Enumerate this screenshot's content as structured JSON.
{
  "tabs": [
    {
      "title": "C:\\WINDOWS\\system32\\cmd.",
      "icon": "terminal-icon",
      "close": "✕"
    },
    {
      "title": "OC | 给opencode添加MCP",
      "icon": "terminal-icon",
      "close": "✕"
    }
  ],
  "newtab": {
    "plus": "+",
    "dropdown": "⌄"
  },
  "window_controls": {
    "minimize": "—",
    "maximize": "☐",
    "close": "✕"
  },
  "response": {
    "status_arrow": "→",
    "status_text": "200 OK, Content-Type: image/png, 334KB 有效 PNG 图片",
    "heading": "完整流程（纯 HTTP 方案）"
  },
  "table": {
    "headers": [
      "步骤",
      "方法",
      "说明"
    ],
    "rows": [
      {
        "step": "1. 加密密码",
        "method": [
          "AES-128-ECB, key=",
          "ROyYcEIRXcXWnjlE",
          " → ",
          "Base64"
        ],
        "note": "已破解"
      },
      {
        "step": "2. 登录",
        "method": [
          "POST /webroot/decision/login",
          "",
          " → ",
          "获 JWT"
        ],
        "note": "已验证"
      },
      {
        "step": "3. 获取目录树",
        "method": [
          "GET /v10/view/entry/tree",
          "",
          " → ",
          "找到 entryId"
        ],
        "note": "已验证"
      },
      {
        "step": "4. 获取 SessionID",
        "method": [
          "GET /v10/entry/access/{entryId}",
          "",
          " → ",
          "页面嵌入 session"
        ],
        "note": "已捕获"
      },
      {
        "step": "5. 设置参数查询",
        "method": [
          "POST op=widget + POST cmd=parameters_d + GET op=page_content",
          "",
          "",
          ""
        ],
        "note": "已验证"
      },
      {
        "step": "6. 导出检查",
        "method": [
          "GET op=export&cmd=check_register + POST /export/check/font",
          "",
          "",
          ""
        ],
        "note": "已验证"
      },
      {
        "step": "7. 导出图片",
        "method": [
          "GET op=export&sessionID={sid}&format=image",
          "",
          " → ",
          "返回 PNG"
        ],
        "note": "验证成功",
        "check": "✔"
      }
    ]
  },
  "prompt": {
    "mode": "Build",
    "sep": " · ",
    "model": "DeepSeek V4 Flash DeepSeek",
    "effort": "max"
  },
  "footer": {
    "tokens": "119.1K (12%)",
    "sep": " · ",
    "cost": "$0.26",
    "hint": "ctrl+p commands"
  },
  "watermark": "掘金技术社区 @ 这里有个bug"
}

▬▬▬▬▬▬

§ **TASK INSTRUCTIONS**
Search the preceding listing for "POST" and extract every line where it is found.

§ **CORRECT ANSWER**
          "POST /webroot/decision/login",
          "POST op=widget + POST cmd=parameters_d + GET op=page_content",
          "GET op=export&cmd=check_register + POST /export/check/font",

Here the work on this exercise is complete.